(WRITTEN INSTRUCTION): Reproduce the entire listing word for word.

Start of EXERCISE INPUT

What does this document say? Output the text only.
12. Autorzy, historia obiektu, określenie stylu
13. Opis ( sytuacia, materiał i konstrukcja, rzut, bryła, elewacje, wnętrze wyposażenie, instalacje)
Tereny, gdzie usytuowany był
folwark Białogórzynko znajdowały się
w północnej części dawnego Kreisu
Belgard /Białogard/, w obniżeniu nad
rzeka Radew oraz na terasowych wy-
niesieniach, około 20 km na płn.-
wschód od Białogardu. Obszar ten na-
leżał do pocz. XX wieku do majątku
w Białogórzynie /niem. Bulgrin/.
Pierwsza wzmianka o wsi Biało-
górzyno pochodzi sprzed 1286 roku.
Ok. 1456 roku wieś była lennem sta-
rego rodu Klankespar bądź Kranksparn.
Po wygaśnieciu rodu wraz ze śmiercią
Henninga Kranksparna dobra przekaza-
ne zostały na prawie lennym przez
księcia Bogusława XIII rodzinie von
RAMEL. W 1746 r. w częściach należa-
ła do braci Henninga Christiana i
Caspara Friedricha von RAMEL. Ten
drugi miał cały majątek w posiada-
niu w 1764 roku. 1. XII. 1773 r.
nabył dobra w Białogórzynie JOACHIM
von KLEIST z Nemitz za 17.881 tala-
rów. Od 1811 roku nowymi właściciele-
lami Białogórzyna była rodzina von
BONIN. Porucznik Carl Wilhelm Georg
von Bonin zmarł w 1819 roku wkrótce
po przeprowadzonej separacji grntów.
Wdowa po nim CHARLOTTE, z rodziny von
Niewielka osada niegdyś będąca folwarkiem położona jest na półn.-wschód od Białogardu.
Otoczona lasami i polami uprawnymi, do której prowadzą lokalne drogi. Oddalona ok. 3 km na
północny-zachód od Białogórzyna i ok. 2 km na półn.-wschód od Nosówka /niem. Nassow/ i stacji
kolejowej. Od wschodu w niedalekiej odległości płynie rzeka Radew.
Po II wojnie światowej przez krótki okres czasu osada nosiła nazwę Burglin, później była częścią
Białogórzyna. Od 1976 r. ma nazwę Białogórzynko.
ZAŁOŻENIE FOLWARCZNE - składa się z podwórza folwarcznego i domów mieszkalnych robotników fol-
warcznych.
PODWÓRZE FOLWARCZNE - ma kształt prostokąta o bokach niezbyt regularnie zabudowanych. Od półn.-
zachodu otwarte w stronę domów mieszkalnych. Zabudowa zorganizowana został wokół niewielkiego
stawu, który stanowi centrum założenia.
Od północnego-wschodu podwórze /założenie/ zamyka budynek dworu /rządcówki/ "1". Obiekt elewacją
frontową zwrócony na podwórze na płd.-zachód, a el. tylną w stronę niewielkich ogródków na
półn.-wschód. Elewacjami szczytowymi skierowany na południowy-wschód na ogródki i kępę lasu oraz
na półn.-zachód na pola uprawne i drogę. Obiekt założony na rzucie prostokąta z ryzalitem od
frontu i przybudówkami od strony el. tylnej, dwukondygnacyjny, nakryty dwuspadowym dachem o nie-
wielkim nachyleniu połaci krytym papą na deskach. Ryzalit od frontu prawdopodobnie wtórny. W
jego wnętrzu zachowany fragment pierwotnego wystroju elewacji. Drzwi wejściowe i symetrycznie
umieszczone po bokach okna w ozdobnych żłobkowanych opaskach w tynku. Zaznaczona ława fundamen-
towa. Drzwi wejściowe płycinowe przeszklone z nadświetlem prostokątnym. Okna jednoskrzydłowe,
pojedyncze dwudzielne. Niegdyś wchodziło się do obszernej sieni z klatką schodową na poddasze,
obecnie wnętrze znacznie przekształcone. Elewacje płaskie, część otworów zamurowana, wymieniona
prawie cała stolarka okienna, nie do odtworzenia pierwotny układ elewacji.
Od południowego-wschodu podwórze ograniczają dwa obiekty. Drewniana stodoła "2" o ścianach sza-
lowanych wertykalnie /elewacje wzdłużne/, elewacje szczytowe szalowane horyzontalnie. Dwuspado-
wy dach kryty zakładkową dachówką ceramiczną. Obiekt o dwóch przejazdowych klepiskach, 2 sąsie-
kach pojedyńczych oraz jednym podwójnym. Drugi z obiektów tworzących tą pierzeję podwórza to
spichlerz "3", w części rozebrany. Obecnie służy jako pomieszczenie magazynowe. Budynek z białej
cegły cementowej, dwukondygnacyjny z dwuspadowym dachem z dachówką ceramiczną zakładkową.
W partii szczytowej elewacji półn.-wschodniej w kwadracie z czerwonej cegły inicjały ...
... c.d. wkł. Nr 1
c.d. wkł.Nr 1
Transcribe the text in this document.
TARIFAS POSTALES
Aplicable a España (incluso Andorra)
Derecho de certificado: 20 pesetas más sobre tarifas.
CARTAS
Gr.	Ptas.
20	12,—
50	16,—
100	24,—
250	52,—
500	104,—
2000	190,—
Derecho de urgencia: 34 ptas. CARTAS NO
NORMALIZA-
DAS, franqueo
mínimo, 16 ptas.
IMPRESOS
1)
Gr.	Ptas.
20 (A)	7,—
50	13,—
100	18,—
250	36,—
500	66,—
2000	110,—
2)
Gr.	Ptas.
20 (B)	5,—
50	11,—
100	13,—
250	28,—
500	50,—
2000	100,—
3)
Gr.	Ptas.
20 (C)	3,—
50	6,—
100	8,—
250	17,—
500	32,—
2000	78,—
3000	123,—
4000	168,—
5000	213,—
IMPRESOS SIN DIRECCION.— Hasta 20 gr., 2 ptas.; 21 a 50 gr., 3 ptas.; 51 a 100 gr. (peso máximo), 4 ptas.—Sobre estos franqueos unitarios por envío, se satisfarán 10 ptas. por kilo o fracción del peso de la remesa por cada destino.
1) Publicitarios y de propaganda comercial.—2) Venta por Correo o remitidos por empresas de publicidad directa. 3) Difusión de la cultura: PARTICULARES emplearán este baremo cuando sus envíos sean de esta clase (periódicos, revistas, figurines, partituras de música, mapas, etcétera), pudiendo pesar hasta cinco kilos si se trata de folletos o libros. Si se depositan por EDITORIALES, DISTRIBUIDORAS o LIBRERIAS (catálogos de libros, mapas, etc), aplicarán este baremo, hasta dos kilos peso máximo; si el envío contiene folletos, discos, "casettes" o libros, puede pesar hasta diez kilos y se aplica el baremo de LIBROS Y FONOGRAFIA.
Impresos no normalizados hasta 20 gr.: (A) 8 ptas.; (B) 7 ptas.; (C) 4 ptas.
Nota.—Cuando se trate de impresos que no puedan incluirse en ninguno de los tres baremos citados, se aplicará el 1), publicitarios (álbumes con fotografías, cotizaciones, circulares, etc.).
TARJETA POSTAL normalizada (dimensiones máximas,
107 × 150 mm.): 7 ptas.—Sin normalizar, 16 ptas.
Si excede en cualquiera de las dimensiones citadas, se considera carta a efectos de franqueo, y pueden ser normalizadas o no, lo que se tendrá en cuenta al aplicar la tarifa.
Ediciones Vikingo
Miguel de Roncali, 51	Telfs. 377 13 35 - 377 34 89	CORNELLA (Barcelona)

End of EXERCISE INPUT

(REPLY TO THE TASK):
What does this document say? Output the text only.
12. Autorzy, historia obiektu, określenie stylu
13. Opis ( sytuacia, materiał i konstrukcja, rzut, bryła, elewacje, wnętrze wyposażenie, instalacje)
Tereny, gdzie usytuowany był
folwark Białogórzynko znajdowały się
w północnej części dawnego Kreisu
Belgard /Białogard/, w obniżeniu nad
rzeka Radew oraz na terasowych wy-
niesieniach, około 20 km na płn.-
wschód od Białogardu. Obszar ten na-
leżał do pocz. XX wieku do majątku
w Białogórzynie /niem. Bulgrin/.
Pierwsza wzmianka o wsi Biało-
górzyno pochodzi sprzed 1286 roku.
Ok. 1456 roku wieś była lennem sta-
rego rodu Klankespar bądź Kranksparn.
Po wygaśnieciu rodu wraz ze śmiercią
Henninga Kranksparna dobra przekaza-
ne zostały na prawie lennym przez
księcia Bogusława XIII rodzinie von
RAMEL. W 1746 r. w częściach należa-
ła do braci Henninga Christiana i
Caspara Friedricha von RAMEL. Ten
drugi miał cały majątek w posiada-
niu w 1764 roku. 1. XII. 1773 r.
nabył dobra w Białogórzynie JOACHIM
von KLEIST z Nemitz za 17.881 tala-
rów. Od 1811 roku nowymi właściciele-
lami Białogórzyna była rodzina von
BONIN. Porucznik Carl Wilhelm Georg
von Bonin zmarł w 1819 roku wkrótce
po przeprowadzonej separacji grntów.
Wdowa po nim CHARLOTTE, z rodziny von
Niewielka osada niegdyś będąca folwarkiem położona jest na półn.-wschód od Białogardu.
Otoczona lasami i polami uprawnymi, do której prowadzą lokalne drogi. Oddalona ok. 3 km na
północny-zachód od Białogórzyna i ok. 2 km na półn.-wschód od Nosówka /niem. Nassow/ i stacji
kolejowej. Od wschodu w niedalekiej odległości płynie rzeka Radew.
Po II wojnie światowej przez krótki okres czasu osada nosiła nazwę Burglin, później była częścią
Białogórzyna. Od 1976 r. ma nazwę Białogórzynko.
ZAŁOŻENIE FOLWARCZNE - składa się z podwórza folwarcznego i domów mieszkalnych robotników fol-
warcznych.
PODWÓRZE FOLWARCZNE - ma kształt prostokąta o bokach niezbyt regularnie zabudowanych. Od półn.-
zachodu otwarte w stronę domów mieszkalnych. Zabudowa zorganizowana został wokół niewielkiego
stawu, który stanowi centrum założenia.
Od północnego-wschodu podwórze /założenie/ zamyka budynek dworu /rządcówki/ "1". Obiekt elewacją
frontową zwrócony na podwórze na płd.-zachód, a el. tylną w stronę niewielkich ogródków na
półn.-wschód. Elewacjami szczytowymi skierowany na południowy-wschód na ogródki i kępę lasu oraz
na półn.-zachód na pola uprawne i drogę. Obiekt założony na rzucie prostokąta z ryzalitem od
frontu i przybudówkami od strony el. tylnej, dwukondygnacyjny, nakryty dwuspadowym dachem o nie-
wielkim nachyleniu połaci krytym papą na deskach. Ryzalit od frontu prawdopodobnie wtórny. W
jego wnętrzu zachowany fragment pierwotnego wystroju elewacji. Drzwi wejściowe i symetrycznie
umieszczone po bokach okna w ozdobnych żłobkowanych opaskach w tynku. Zaznaczona ława fundamen-
towa. Drzwi wejściowe płycinowe przeszklone z nadświetlem prostokątnym. Okna jednoskrzydłowe,
pojedyncze dwudzielne. Niegdyś wchodziło się do obszernej sieni z klatką schodową na poddasze,
obecnie wnętrze znacznie przekształcone. Elewacje płaskie, część otworów zamurowana, wymieniona
prawie cała stolarka okienna, nie do odtworzenia pierwotny układ elewacji.
Od południowego-wschodu podwórze ograniczają dwa obiekty. Drewniana stodoła "2" o ścianach sza-
lowanych wertykalnie /elewacje wzdłużne/, elewacje szczytowe szalowane horyzontalnie. Dwuspado-
wy dach kryty zakładkową dachówką ceramiczną. Obiekt o dwóch przejazdowych klepiskach, 2 sąsie-
kach pojedyńczych oraz jednym podwójnym. Drugi z obiektów tworzących tą pierzeję podwórza to
spichlerz "3", w części rozebrany. Obecnie służy jako pomieszczenie magazynowe. Budynek z białej
cegły cementowej, dwukondygnacyjny z dwuspadowym dachem z dachówką ceramiczną zakładkową.
W partii szczytowej elewacji półn.-wschodniej w kwadracie z czerwonej cegły inicjały ...
... c.d. wkł. Nr 1
c.d. wkł.Nr 1
Transcribe the text in this document.
TARIFAS POSTALES
Aplicable a España (incluso Andorra)
Derecho de certificado: 20 pesetas más sobre tarifas.
CARTAS
Gr.	Ptas.
20	12,—
50	16,—
100	24,—
250	52,—
500	104,—
2000	190,—
Derecho de urgencia: 34 ptas. CARTAS NO
NORMALIZA-
DAS, franqueo
mínimo, 16 ptas.
IMPRESOS
1)
Gr.	Ptas.
20 (A)	7,—
50	13,—
100	18,—
250	36,—
500	66,—
2000	110,—
2)
Gr.	Ptas.
20 (B)	5,—
50	11,—
100	13,—
250	28,—
500	50,—
2000	100,—
3)
Gr.	Ptas.
20 (C)	3,—
50	6,—
100	8,—
250	17,—
500	32,—
2000	78,—
3000	123,—
4000	168,—
5000	213,—
IMPRESOS SIN DIRECCION.— Hasta 20 gr., 2 ptas.; 21 a 50 gr., 3 ptas.; 51 a 100 gr. (peso máximo), 4 ptas.—Sobre estos franqueos unitarios por envío, se satisfarán 10 ptas. por kilo o fracción del peso de la remesa por cada destino.
1) Publicitarios y de propaganda comercial.—2) Venta por Correo o remitidos por empresas de publicidad directa. 3) Difusión de la cultura: PARTICULARES emplearán este baremo cuando sus envíos sean de esta clase (periódicos, revistas, figurines, partituras de música, mapas, etcétera), pudiendo pesar hasta cinco kilos si se trata de folletos o libros. Si se depositan por EDITORIALES, DISTRIBUIDORAS o LIBRERIAS (catálogos de libros, mapas, etc), aplicarán este baremo, hasta dos kilos peso máximo; si el envío contiene folletos, discos, "casettes" o libros, puede pesar hasta diez kilos y se aplica el baremo de LIBROS Y FONOGRAFIA.
Impresos no normalizados hasta 20 gr.: (A) 8 ptas.; (B) 7 ptas.; (C) 4 ptas.
Nota.—Cuando se trate de impresos que no puedan incluirse en ninguno de los tres baremos citados, se aplicará el 1), publicitarios (álbumes con fotografías, cotizaciones, circulares, etc.).
TARJETA POSTAL normalizada (dimensiones máximas,
107 × 150 mm.): 7 ptas.—Sin normalizar, 16 ptas.
Si excede en cualquiera de las dimensiones citadas, se considera carta a efectos de franqueo, y pueden ser normalizadas o no, lo que se tendrá en cuenta al aplicar la tarifa.
Ediciones Vikingo
Miguel de Roncali, 51	Telfs. 377 13 35 - 377 34 89	CORNELLA (Barcelona)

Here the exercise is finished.